* **Aim**: Return each line of the data below exactly, omitting any pictures.

* **Raw data**:
+---+

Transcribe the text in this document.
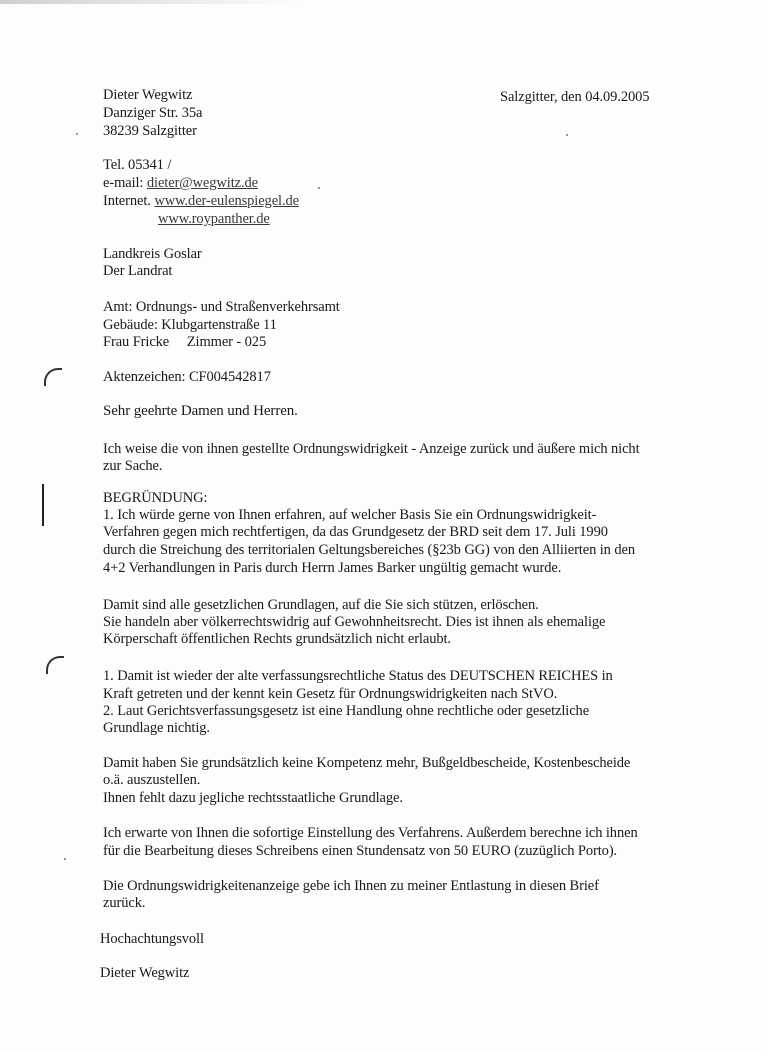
Dieter Wegwitz
Danziger Str. 35a
38239 Salzgitter
Salzgitter, den 04.09.2005
Tel. 05341 /
e-mail: dieter@wegwitz.de
Internet. www.der-eulenspiegel.de
www.roypanther.de
Landkreis Goslar
Der Landrat
Amt: Ordnungs- und Straßenverkehrsamt
Gebäude: Klubgartenstraße 11
Frau Fricke     Zimmer - 025
Aktenzeichen: CF004542817
Sehr geehrte Damen und Herren.
Ich weise die von ihnen gestellte Ordnungswidrigkeit - Anzeige zurück und äußere mich nicht
zur Sache.
BEGRÜNDUNG:
1. Ich würde gerne von Ihnen erfahren, auf welcher Basis Sie ein Ordnungswidrigkeit-
Verfahren gegen mich rechtfertigen, da das Grundgesetz der BRD seit dem 17. Juli 1990
durch die Streichung des territorialen Geltungsbereiches (§23b GG) von den Alliierten in den
4+2 Verhandlungen in Paris durch Herrn James Barker ungültig gemacht wurde.
Damit sind alle gesetzlichen Grundlagen, auf die Sie sich stützen, erlöschen.
Sie handeln aber völkerrechtswidrig auf Gewohnheitsrecht. Dies ist ihnen als ehemalige
Körperschaft öffentlichen Rechts grundsätzlich nicht erlaubt.
1. Damit ist wieder der alte verfassungsrechtliche Status des DEUTSCHEN REICHES in
Kraft getreten und der kennt kein Gesetz für Ordnungswidrigkeiten nach StVO.
2. Laut Gerichtsverfassungsgesetz ist eine Handlung ohne rechtliche oder gesetzliche
Grundlage nichtig.
Damit haben Sie grundsätzlich keine Kompetenz mehr, Bußgeldbescheide, Kostenbescheide
o.ä. auszustellen.
Ihnen fehlt dazu jegliche rechtsstaatliche Grundlage.
Ich erwarte von Ihnen die sofortige Einstellung des Verfahrens. Außerdem berechne ich ihnen
für die Bearbeitung dieses Schreibens einen Stundensatz von 50 EURO (zuzüglich Porto).
Die Ordnungswidrigkeitenanzeige gebe ich Ihnen zu meiner Entlastung in diesen Brief
zurück.
Hochachtungsvoll
Dieter Wegwitz
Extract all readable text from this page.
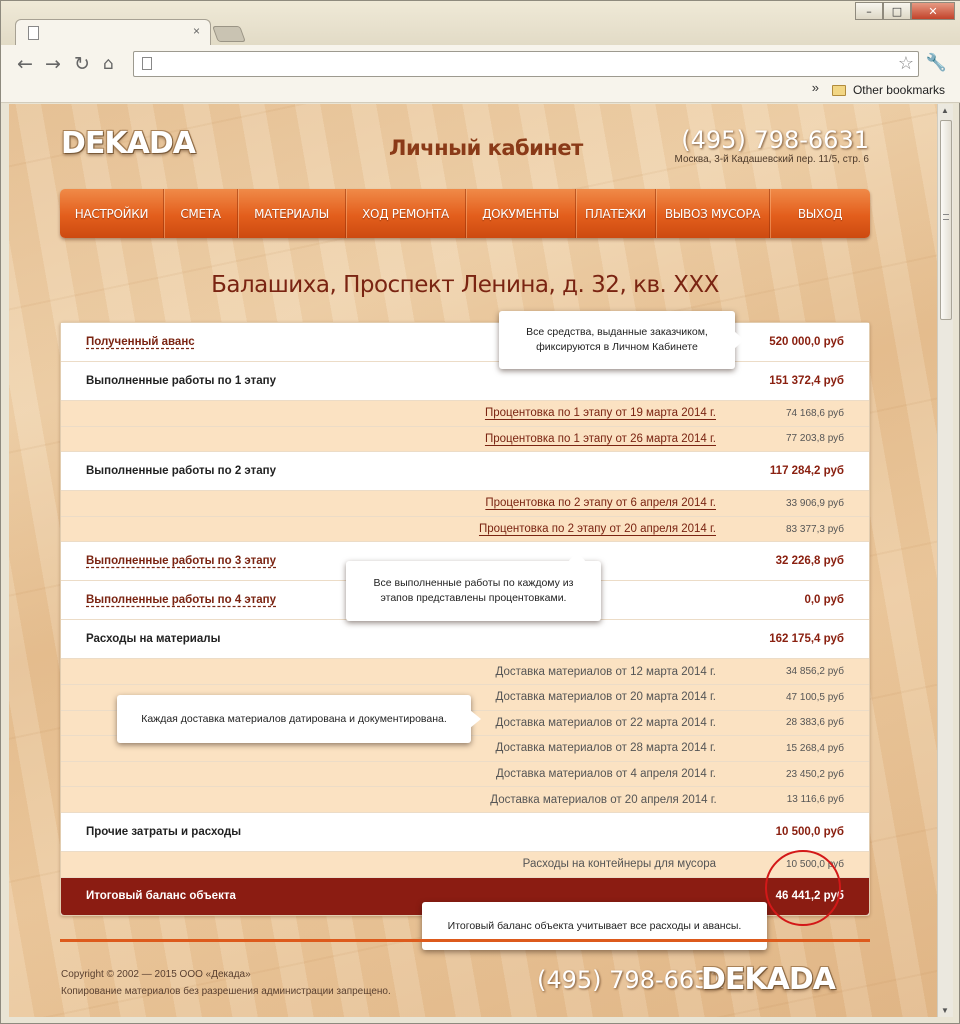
–	□	✕
×
← → ↻ ⌂	☆ 🔧
»	Other bookmarks
DEKADA	Личный кабинет	(495) 798-6631
Москва, 3-й Кадашевский пер. 11/5, стр. 6
НАСТРОЙКИ	СМЕТА	МАТЕРИАЛЫ	ХОД РЕМОНТА	ДОКУМЕНТЫ	ПЛАТЕЖИ	ВЫВОЗ МУСОРА	ВЫХОД
Балашиха, Проспект Ленина, д. 32, кв. XXX
Полученный аванс	520 000,0 руб
Выполненные работы по 1 этапу	151 372,4 руб
Процентовка по 1 этапу от 19 марта 2014 г.	74 168,6 руб
Процентовка по 1 этапу от 26 марта 2014 г.	77 203,8 руб
Выполненные работы по 2 этапу	117 284,2 руб
Процентовка по 2 этапу от 6 апреля 2014 г.	33 906,9 руб
Процентовка по 2 этапу от 20 апреля 2014 г.	83 377,3 руб
Выполненные работы по 3 этапу	32 226,8 руб
Выполненные работы по 4 этапу	0,0 руб
Расходы на материалы	162 175,4 руб
Доставка материалов от 12 марта 2014 г.	34 856,2 руб
Доставка материалов от 20 марта 2014 г.	47 100,5 руб
Доставка материалов от 22 марта 2014 г.	28 383,6 руб
Доставка материалов от 28 марта 2014 г.	15 268,4 руб
Доставка материалов от 4 апреля 2014 г.	23 450,2 руб
Доставка материалов от 20 апреля 2014 г.	13 116,6 руб
Прочие затраты и расходы	10 500,0 руб
Расходы на контейнеры для мусора	10 500,0 руб
Итоговый баланс объекта	46 441,2 руб
Все средства, выданные заказчиком, фиксируются в Личном Кабинете
Все выполненные работы по каждому из этапов представлены процентовками.
Каждая доставка материалов датирована и документирована.
Итоговый баланс объекта учитывает все расходы и авансы.
Copyright © 2002 — 2015 ООО «Декада»
Копирование материалов без разрешения администрации запрещено.	(495) 798-6631
DEKADA
▲
▼
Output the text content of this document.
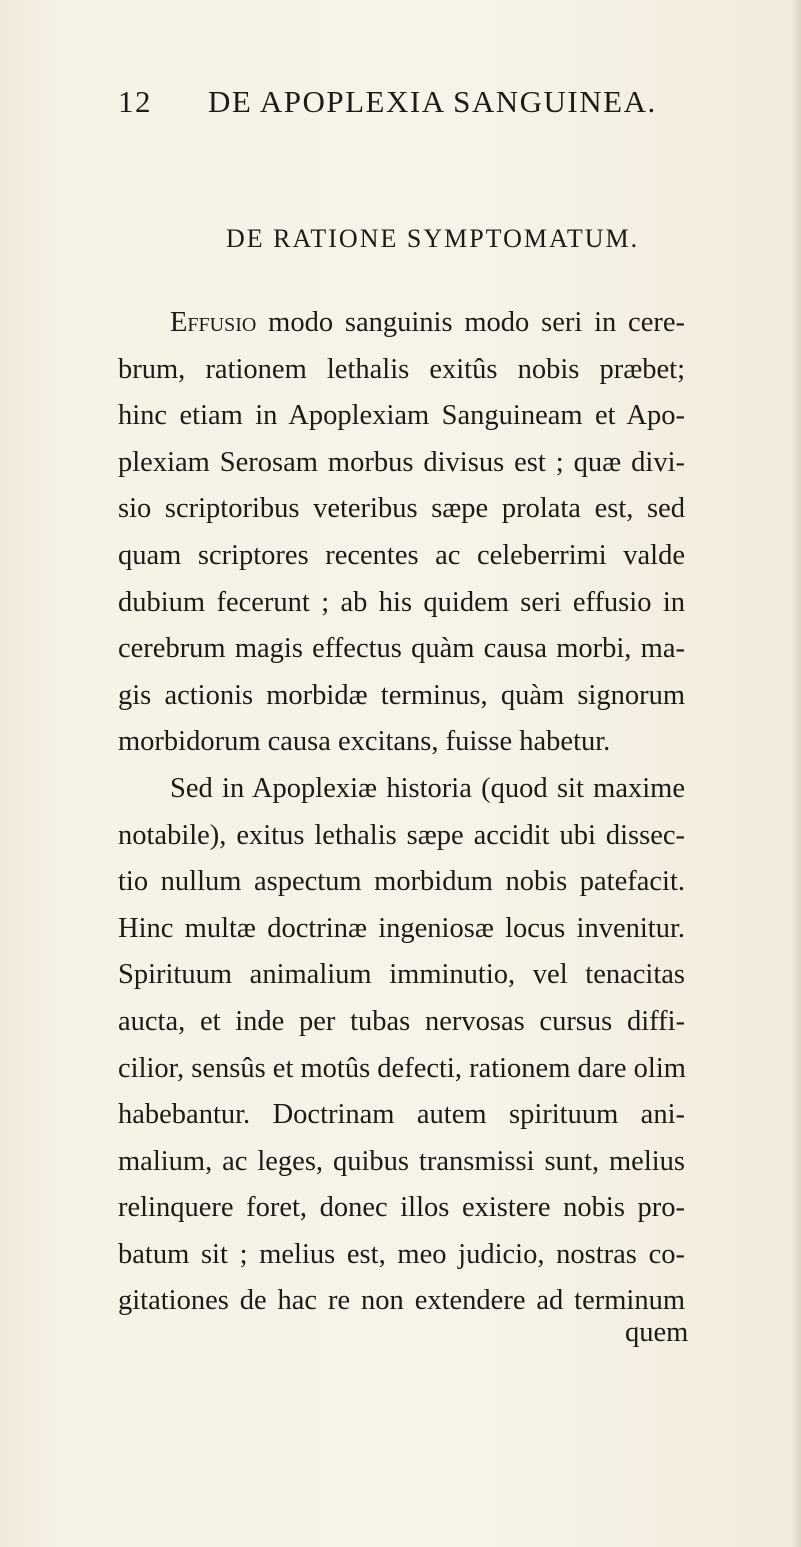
12 DE APOPLEXIA SANGUINEA.
DE RATIONE SYMPTOMATUM.
Effusio modo sanguinis modo seri in cere-
brum, rationem lethalis exitûs nobis præbet;
hinc etiam in Apoplexiam Sanguineam et Apo-
plexiam Serosam morbus divisus est ; quæ divi-
sio scriptoribus veteribus sæpe prolata est, sed
quam scriptores recentes ac celeberrimi valde
dubium fecerunt ; ab his quidem seri effusio in
cerebrum magis effectus quàm causa morbi, ma-
gis actionis morbidæ terminus, quàm signorum
morbidorum causa excitans, fuisse habetur.
Sed in Apoplexiæ historia (quod sit maxime
notabile), exitus lethalis sæpe accidit ubi dissec-
tio nullum aspectum morbidum nobis patefacit.
Hinc multæ doctrinæ ingeniosæ locus invenitur.
Spirituum animalium imminutio, vel tenacitas
aucta, et inde per tubas nervosas cursus diffi-
cilior, sensûs et motûs defecti, rationem dare olim
habebantur. Doctrinam autem spirituum ani-
malium, ac leges, quibus transmissi sunt, melius
relinquere foret, donec illos existere nobis pro-
batum sit ; melius est, meo judicio, nostras co-
gitationes de hac re non extendere ad terminum
quem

+---+

* **The response**:
Transcribe the text in this document.
Dieter Wegwitz
Danziger Str. 35a
38239 Salzgitter
Salzgitter, den 04.09.2005
Tel. 05341 /
e-mail: dieter@wegwitz.de
Internet. www.der-eulenspiegel.de
www.roypanther.de
Landkreis Goslar
Der Landrat
Amt: Ordnungs- und Straßenverkehrsamt
Gebäude: Klubgartenstraße 11
Frau Fricke     Zimmer - 025
Aktenzeichen: CF004542817
Sehr geehrte Damen und Herren.
Ich weise die von ihnen gestellte Ordnungswidrigkeit - Anzeige zurück und äußere mich nicht
zur Sache.
BEGRÜNDUNG:
1. Ich würde gerne von Ihnen erfahren, auf welcher Basis Sie ein Ordnungswidrigkeit-
Verfahren gegen mich rechtfertigen, da das Grundgesetz der BRD seit dem 17. Juli 1990
durch die Streichung des territorialen Geltungsbereiches (§23b GG) von den Alliierten in den
4+2 Verhandlungen in Paris durch Herrn James Barker ungültig gemacht wurde.
Damit sind alle gesetzlichen Grundlagen, auf die Sie sich stützen, erlöschen.
Sie handeln aber völkerrechtswidrig auf Gewohnheitsrecht. Dies ist ihnen als ehemalige
Körperschaft öffentlichen Rechts grundsätzlich nicht erlaubt.
1. Damit ist wieder der alte verfassungsrechtliche Status des DEUTSCHEN REICHES in
Kraft getreten und der kennt kein Gesetz für Ordnungswidrigkeiten nach StVO.
2. Laut Gerichtsverfassungsgesetz ist eine Handlung ohne rechtliche oder gesetzliche
Grundlage nichtig.
Damit haben Sie grundsätzlich keine Kompetenz mehr, Bußgeldbescheide, Kostenbescheide
o.ä. auszustellen.
Ihnen fehlt dazu jegliche rechtsstaatliche Grundlage.
Ich erwarte von Ihnen die sofortige Einstellung des Verfahrens. Außerdem berechne ich ihnen
für die Bearbeitung dieses Schreibens einen Stundensatz von 50 EURO (zuzüglich Porto).
Die Ordnungswidrigkeitenanzeige gebe ich Ihnen zu meiner Entlastung in diesen Brief
zurück.
Hochachtungsvoll
Dieter Wegwitz
Extract all readable text from this page.
–	□	✕
×
← → ↻ ⌂	☆ 🔧
»	Other bookmarks
DEKADA	Личный кабинет	(495) 798-6631
Москва, 3-й Кадашевский пер. 11/5, стр. 6
НАСТРОЙКИ	СМЕТА	МАТЕРИАЛЫ	ХОД РЕМОНТА	ДОКУМЕНТЫ	ПЛАТЕЖИ	ВЫВОЗ МУСОРА	ВЫХОД
Балашиха, Проспект Ленина, д. 32, кв. XXX
Полученный аванс	520 000,0 руб
Выполненные работы по 1 этапу	151 372,4 руб
Процентовка по 1 этапу от 19 марта 2014 г.	74 168,6 руб
Процентовка по 1 этапу от 26 марта 2014 г.	77 203,8 руб
Выполненные работы по 2 этапу	117 284,2 руб
Процентовка по 2 этапу от 6 апреля 2014 г.	33 906,9 руб
Процентовка по 2 этапу от 20 апреля 2014 г.	83 377,3 руб
Выполненные работы по 3 этапу	32 226,8 руб
Выполненные работы по 4 этапу	0,0 руб
Расходы на материалы	162 175,4 руб
Доставка материалов от 12 марта 2014 г.	34 856,2 руб
Доставка материалов от 20 марта 2014 г.	47 100,5 руб
Доставка материалов от 22 марта 2014 г.	28 383,6 руб
Доставка материалов от 28 марта 2014 г.	15 268,4 руб
Доставка материалов от 4 апреля 2014 г.	23 450,2 руб
Доставка материалов от 20 апреля 2014 г.	13 116,6 руб
Прочие затраты и расходы	10 500,0 руб
Расходы на контейнеры для мусора	10 500,0 руб
Итоговый баланс объекта	46 441,2 руб
Все средства, выданные заказчиком, фиксируются в Личном Кабинете
Все выполненные работы по каждому из этапов представлены процентовками.
Каждая доставка материалов датирована и документирована.
Итоговый баланс объекта учитывает все расходы и авансы.
Copyright © 2002 — 2015 ООО «Декада»
Копирование материалов без разрешения администрации запрещено.	(495) 798-6631
DEKADA
▲
▼
Output the text content of this document.
12 DE APOPLEXIA SANGUINEA.
DE RATIONE SYMPTOMATUM.
Effusio modo sanguinis modo seri in cere-
brum, rationem lethalis exitûs nobis præbet;
hinc etiam in Apoplexiam Sanguineam et Apo-
plexiam Serosam morbus divisus est ; quæ divi-
sio scriptoribus veteribus sæpe prolata est, sed
quam scriptores recentes ac celeberrimi valde
dubium fecerunt ; ab his quidem seri effusio in
cerebrum magis effectus quàm causa morbi, ma-
gis actionis morbidæ terminus, quàm signorum
morbidorum causa excitans, fuisse habetur.
Sed in Apoplexiæ historia (quod sit maxime
notabile), exitus lethalis sæpe accidit ubi dissec-
tio nullum aspectum morbidum nobis patefacit.
Hinc multæ doctrinæ ingeniosæ locus invenitur.
Spirituum animalium imminutio, vel tenacitas
aucta, et inde per tubas nervosas cursus diffi-
cilior, sensûs et motûs defecti, rationem dare olim
habebantur. Doctrinam autem spirituum ani-
malium, ac leges, quibus transmissi sunt, melius
relinquere foret, donec illos existere nobis pro-
batum sit ; melius est, meo judicio, nostras co-
gitationes de hac re non extendere ad terminum
quem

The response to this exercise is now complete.